# The request
Repeat every record below exactly, but leave out any pictures.

Data entries:
━━━━
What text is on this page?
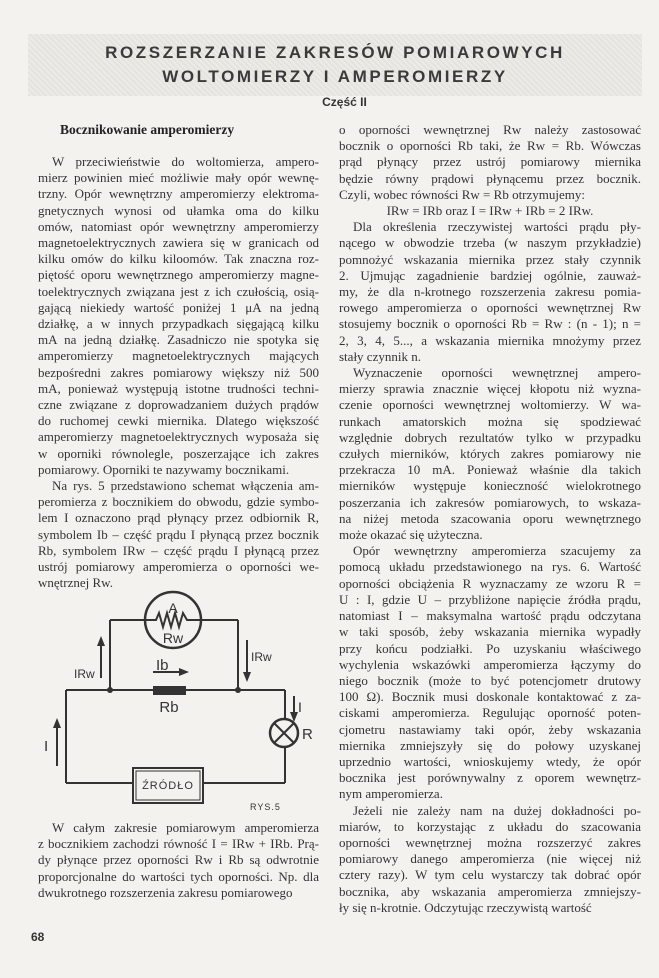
ROZSZERZANIE ZAKRESÓW POMIAROWYCH
WOLTOMIERZY I AMPEROMIERZY
Część II
Bocznikowanie amperomierzy
W przeciwieństwie do woltomierza, ampero-
mierz powinien mieć możliwie mały opór wewnę-
trzny. Opór wewnętrzny amperomierzy elektroma-
gnetycznych wynosi od ułamka oma do kilku
omów, natomiast opór wewnętrzny amperomierzy
magnetoelektrycznych zawiera się w granicach od
kilku omów do kilku kiloomów. Tak znaczna roz-
piętość oporu wewnętrznego amperomierzy magne-
toelektrycznych związana jest z ich czułością, osią-
gającą niekiedy wartość poniżej 1 μA na jedną
działkę, a w innych przypadkach sięgającą kilku
mA na jedną działkę. Zasadniczo nie spotyka się
amperomierzy magnetoelektrycznych mających
bezpośredni zakres pomiarowy większy niż 500
mA, ponieważ występują istotne trudności techni-
czne związane z doprowadzaniem dużych prądów
do ruchomej cewki miernika. Dlatego większość
amperomierzy magnetoelektrycznych wyposaża się
w oporniki równolegle, poszerzające ich zakres
pomiarowy. Oporniki te nazywamy bocznikami.
Na rys. 5 przedstawiono schemat włączenia am-
peromierza z bocznikiem do obwodu, gdzie symbo-
lem I oznaczono prąd płynący przez odbiornik R,
symbolem Ib – część prądu I płynącą przez bocznik
Rb, symbolem IRw – część prądu I płynącą przez
ustrój pomiarowy amperomierza o oporności we-
wnętrznej Rw.
A
Rw
IRw
IRw
Ib
Rb	I
R
I
ŹRÓDŁO
RYS.5
W całym zakresie pomiarowym amperomierza
z bocznikiem zachodzi równość I = IRw + IRb. Prą-
dy płynące przez oporności Rw i Rb są odwrotnie
proporcjonalne do wartości tych oporności. Np. dla
dwukrotnego rozszerzenia zakresu pomiarowego
o oporności wewnętrznej Rw należy zastosować
bocznik o oporności Rb taki, że Rw = Rb. Wówczas
prąd płynący przez ustrój pomiarowy miernika
będzie równy prądowi płynącemu przez bocznik.
Czyli, wobec równości Rw = Rb otrzymujemy:
IRw = IRb oraz I = IRw + IRb = 2 IRw.
Dla określenia rzeczywistej wartości prądu pły-
nącego w obwodzie trzeba (w naszym przykładzie)
pomnożyć wskazania miernika przez stały czynnik
2. Ujmując zagadnienie bardziej ogólnie, zauważ-
my, że dla n-krotnego rozszerzenia zakresu pomia-
rowego amperomierza o oporności wewnętrznej Rw
stosujemy bocznik o oporności Rb = Rw : (n - 1); n =
2, 3, 4, 5..., a wskazania miernika mnożymy przez
stały czynnik n.
Wyznaczenie oporności wewnętrznej ampero-
mierzy sprawia znacznie więcej kłopotu niż wyzna-
czenie oporności wewnętrznej woltomierzy. W wa-
runkach amatorskich można się spodziewać
względnie dobrych rezultatów tylko w przypadku
czułych mierników, których zakres pomiarowy nie
przekracza 10 mA. Ponieważ właśnie dla takich
mierników występuje konieczność wielokrotnego
poszerzania ich zakresów pomiarowych, to wskaza-
na niżej metoda szacowania oporu wewnętrznego
może okazać się użyteczna.
Opór wewnętrzny amperomierza szacujemy za
pomocą układu przedstawionego na rys. 6. Wartość
oporności obciążenia R wyznaczamy ze wzoru R =
U : I, gdzie U – przybliżone napięcie źródła prądu,
natomiast I – maksymalna wartość prądu odczytana
w taki sposób, żeby wskazania miernika wypadły
przy końcu podziałki. Po uzyskaniu właściwego
wychylenia wskazówki amperomierza łączymy do
niego bocznik (może to być potencjometr drutowy
100 Ω). Bocznik musi doskonale kontaktować z za-
ciskami amperomierza. Regulując oporność poten-
cjometru nastawiamy taki opór, żeby wskazania
miernika zmniejszyły się do połowy uzyskanej
uprzednio wartości, wnioskujemy wtedy, że opór
bocznika jest porównywalny z oporem wewnętrz-
nym amperomierza.
Jeżeli nie zależy nam na dużej dokładności po-
miarów, to korzystając z układu do szacowania
oporności wewnętrznej można rozszerzyć zakres
pomiarowy danego amperomierza (nie więcej niż
cztery razy). W tym celu wystarczy tak dobrać opór
bocznika, aby wskazania amperomierza zmniejszy-
ły się n-krotnie. Odczytując rzeczywistą wartość
68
━━━━
# The answer
What text is on this page?
ROZSZERZANIE ZAKRESÓW POMIAROWYCH
WOLTOMIERZY I AMPEROMIERZY
Część II
Bocznikowanie amperomierzy
W przeciwieństwie do woltomierza, ampero-
mierz powinien mieć możliwie mały opór wewnę-
trzny. Opór wewnętrzny amperomierzy elektroma-
gnetycznych wynosi od ułamka oma do kilku
omów, natomiast opór wewnętrzny amperomierzy
magnetoelektrycznych zawiera się w granicach od
kilku omów do kilku kiloomów. Tak znaczna roz-
piętość oporu wewnętrznego amperomierzy magne-
toelektrycznych związana jest z ich czułością, osią-
gającą niekiedy wartość poniżej 1 μA na jedną
działkę, a w innych przypadkach sięgającą kilku
mA na jedną działkę. Zasadniczo nie spotyka się
amperomierzy magnetoelektrycznych mających
bezpośredni zakres pomiarowy większy niż 500
mA, ponieważ występują istotne trudności techni-
czne związane z doprowadzaniem dużych prądów
do ruchomej cewki miernika. Dlatego większość
amperomierzy magnetoelektrycznych wyposaża się
w oporniki równolegle, poszerzające ich zakres
pomiarowy. Oporniki te nazywamy bocznikami.
Na rys. 5 przedstawiono schemat włączenia am-
peromierza z bocznikiem do obwodu, gdzie symbo-
lem I oznaczono prąd płynący przez odbiornik R,
symbolem Ib – część prądu I płynącą przez bocznik
Rb, symbolem IRw – część prądu I płynącą przez
ustrój pomiarowy amperomierza o oporności we-
wnętrznej Rw.
A
Rw
IRw
IRw
Ib
Rb	I
R
I
ŹRÓDŁO
RYS.5
W całym zakresie pomiarowym amperomierza
z bocznikiem zachodzi równość I = IRw + IRb. Prą-
dy płynące przez oporności Rw i Rb są odwrotnie
proporcjonalne do wartości tych oporności. Np. dla
dwukrotnego rozszerzenia zakresu pomiarowego
o oporności wewnętrznej Rw należy zastosować
bocznik o oporności Rb taki, że Rw = Rb. Wówczas
prąd płynący przez ustrój pomiarowy miernika
będzie równy prądowi płynącemu przez bocznik.
Czyli, wobec równości Rw = Rb otrzymujemy:
IRw = IRb oraz I = IRw + IRb = 2 IRw.
Dla określenia rzeczywistej wartości prądu pły-
nącego w obwodzie trzeba (w naszym przykładzie)
pomnożyć wskazania miernika przez stały czynnik
2. Ujmując zagadnienie bardziej ogólnie, zauważ-
my, że dla n-krotnego rozszerzenia zakresu pomia-
rowego amperomierza o oporności wewnętrznej Rw
stosujemy bocznik o oporności Rb = Rw : (n - 1); n =
2, 3, 4, 5..., a wskazania miernika mnożymy przez
stały czynnik n.
Wyznaczenie oporności wewnętrznej ampero-
mierzy sprawia znacznie więcej kłopotu niż wyzna-
czenie oporności wewnętrznej woltomierzy. W wa-
runkach amatorskich można się spodziewać
względnie dobrych rezultatów tylko w przypadku
czułych mierników, których zakres pomiarowy nie
przekracza 10 mA. Ponieważ właśnie dla takich
mierników występuje konieczność wielokrotnego
poszerzania ich zakresów pomiarowych, to wskaza-
na niżej metoda szacowania oporu wewnętrznego
może okazać się użyteczna.
Opór wewnętrzny amperomierza szacujemy za
pomocą układu przedstawionego na rys. 6. Wartość
oporności obciążenia R wyznaczamy ze wzoru R =
U : I, gdzie U – przybliżone napięcie źródła prądu,
natomiast I – maksymalna wartość prądu odczytana
w taki sposób, żeby wskazania miernika wypadły
przy końcu podziałki. Po uzyskaniu właściwego
wychylenia wskazówki amperomierza łączymy do
niego bocznik (może to być potencjometr drutowy
100 Ω). Bocznik musi doskonale kontaktować z za-
ciskami amperomierza. Regulując oporność poten-
cjometru nastawiamy taki opór, żeby wskazania
miernika zmniejszyły się do połowy uzyskanej
uprzednio wartości, wnioskujemy wtedy, że opór
bocznika jest porównywalny z oporem wewnętrz-
nym amperomierza.
Jeżeli nie zależy nam na dużej dokładności po-
miarów, to korzystając z układu do szacowania
oporności wewnętrznej można rozszerzyć zakres
pomiarowy danego amperomierza (nie więcej niż
cztery razy). W tym celu wystarczy tak dobrać opór
bocznika, aby wskazania amperomierza zmniejszy-
ły się n-krotnie. Odczytując rzeczywistą wartość
68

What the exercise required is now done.